(Records that describe figures)

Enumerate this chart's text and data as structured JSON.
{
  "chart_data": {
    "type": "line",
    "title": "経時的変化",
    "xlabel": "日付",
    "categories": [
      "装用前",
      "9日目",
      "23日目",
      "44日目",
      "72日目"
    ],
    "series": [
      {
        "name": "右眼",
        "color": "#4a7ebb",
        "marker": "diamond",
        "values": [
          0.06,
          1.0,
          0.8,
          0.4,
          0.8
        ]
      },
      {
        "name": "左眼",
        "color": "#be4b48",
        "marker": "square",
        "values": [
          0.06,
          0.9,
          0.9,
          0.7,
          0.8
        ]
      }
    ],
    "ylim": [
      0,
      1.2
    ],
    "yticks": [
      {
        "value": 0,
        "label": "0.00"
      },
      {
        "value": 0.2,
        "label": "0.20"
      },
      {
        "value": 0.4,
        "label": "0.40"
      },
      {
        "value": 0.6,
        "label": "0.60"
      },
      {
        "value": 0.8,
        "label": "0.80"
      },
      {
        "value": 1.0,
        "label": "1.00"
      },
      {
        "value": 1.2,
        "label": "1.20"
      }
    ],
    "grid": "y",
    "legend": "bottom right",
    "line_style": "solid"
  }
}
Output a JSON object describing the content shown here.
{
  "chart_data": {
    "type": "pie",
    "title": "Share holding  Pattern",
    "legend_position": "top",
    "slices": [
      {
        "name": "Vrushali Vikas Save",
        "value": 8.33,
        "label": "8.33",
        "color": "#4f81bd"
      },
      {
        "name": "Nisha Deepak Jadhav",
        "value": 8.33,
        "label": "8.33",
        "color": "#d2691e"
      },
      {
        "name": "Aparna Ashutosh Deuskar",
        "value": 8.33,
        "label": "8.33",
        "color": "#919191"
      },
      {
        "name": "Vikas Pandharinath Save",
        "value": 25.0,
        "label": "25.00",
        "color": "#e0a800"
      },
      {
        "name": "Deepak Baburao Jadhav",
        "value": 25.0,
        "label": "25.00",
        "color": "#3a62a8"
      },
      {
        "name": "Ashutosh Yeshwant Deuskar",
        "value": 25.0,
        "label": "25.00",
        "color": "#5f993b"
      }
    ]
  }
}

* _What the task asks_: Say how many lines of the data include the word "Deepak". Nothing other than the number should be given.

* _Solution for this task_: 2